:: What needs to be done ::
Using the header of the Delaware court opinion, list each distinct city where the attorneys' law firms are located, with its state abbreviation.

:: Document text ::
UNITED STATES DISTRICT COURT FOR THE DISTRICT OF DELAWARE
May 6, 2021
Civil Action No. 18-1919-RGA (D. Del. May. 6, 2021)

Opinion

Civil Action No. 18-1919-RGA

05-06-2021

SPRINT COMMUNICATIONS COMPANY L.P, Plaintiff; v. CEQUEL COMMUNICATIONS, LLC d/b/a SUDDENLINK COMMUNICATIONS and CSC HOLDINGS, LLC d/b/a OPTIMUM-CABLEVISION, Defendants.

Stephen J. Kraftschik, Christina B. Vavala, POLSINELLI PC, Wilmington, DE; B. Trent Webb, Aaron Hankel, Ryan Schetzelbaum, Jordan T. Bergsten, Mark Schafer, Samuel J. LaRoque, SHOOK, HARDY & BACON LLP, Kansas City, MO; Robert H. Reckers, SHOOK, HARDY & BACON, Houston, TX, Attorneys for Plaintiff. Frederick L. Cottrell, III, Jason J. Rawley, Alexandra M. Ewing, RICHARDS, LAYTON & FINGER PA, Wilmington, DE; Brian C. Swanson, Tulsi E. Gaonkar, Luke C. Beasley, BARTLIT BECK LLP, Chicago, IL; Lindley J. Brenza, Sean C. Grimsley, BARTLIT BECK LLP, Denver, CO, Attorneys for Defendants.

:: Excerpted data ::
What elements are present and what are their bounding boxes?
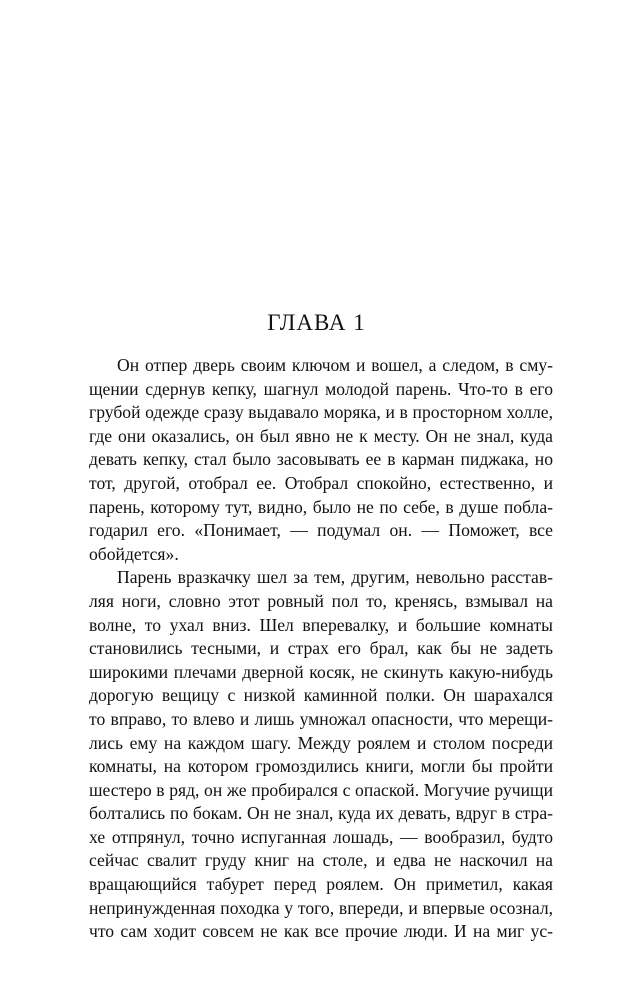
==
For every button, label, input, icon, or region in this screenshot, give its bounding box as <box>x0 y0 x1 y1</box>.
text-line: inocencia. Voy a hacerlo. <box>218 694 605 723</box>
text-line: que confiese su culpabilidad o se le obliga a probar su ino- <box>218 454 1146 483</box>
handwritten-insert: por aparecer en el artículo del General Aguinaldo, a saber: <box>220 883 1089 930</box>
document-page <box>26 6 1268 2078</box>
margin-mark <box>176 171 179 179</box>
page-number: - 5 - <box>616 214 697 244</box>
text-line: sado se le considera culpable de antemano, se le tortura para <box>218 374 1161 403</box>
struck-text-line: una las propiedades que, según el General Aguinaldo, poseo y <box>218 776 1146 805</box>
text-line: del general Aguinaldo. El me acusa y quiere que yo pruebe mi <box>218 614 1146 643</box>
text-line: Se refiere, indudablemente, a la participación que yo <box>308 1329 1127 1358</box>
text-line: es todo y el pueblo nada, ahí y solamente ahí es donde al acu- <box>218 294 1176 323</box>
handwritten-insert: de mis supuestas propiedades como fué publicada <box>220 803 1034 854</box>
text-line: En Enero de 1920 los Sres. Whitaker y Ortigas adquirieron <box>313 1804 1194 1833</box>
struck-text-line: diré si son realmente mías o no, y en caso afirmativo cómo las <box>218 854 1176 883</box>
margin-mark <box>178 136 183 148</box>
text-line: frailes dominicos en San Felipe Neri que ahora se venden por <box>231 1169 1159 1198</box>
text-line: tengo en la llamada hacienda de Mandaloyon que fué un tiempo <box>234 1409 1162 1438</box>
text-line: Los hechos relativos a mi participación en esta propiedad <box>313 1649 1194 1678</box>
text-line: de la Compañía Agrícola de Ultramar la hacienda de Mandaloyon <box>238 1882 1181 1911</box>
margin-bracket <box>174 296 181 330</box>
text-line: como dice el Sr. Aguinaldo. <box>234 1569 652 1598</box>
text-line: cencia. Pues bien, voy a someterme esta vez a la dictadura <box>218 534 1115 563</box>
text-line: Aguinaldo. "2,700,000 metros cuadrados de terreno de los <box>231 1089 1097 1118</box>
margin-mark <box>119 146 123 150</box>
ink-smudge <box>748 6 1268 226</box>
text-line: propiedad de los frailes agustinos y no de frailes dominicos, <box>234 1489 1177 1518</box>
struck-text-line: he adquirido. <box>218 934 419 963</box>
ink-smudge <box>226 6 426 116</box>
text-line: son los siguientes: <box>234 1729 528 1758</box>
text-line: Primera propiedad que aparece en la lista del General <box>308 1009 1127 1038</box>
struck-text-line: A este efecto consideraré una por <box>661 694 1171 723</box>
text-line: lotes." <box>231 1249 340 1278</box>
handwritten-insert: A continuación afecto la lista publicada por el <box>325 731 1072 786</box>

:: Result of this task ::
Wilmington, DE
Kansas City, MO
Houston, TX
Chicago, IL
Denver, CO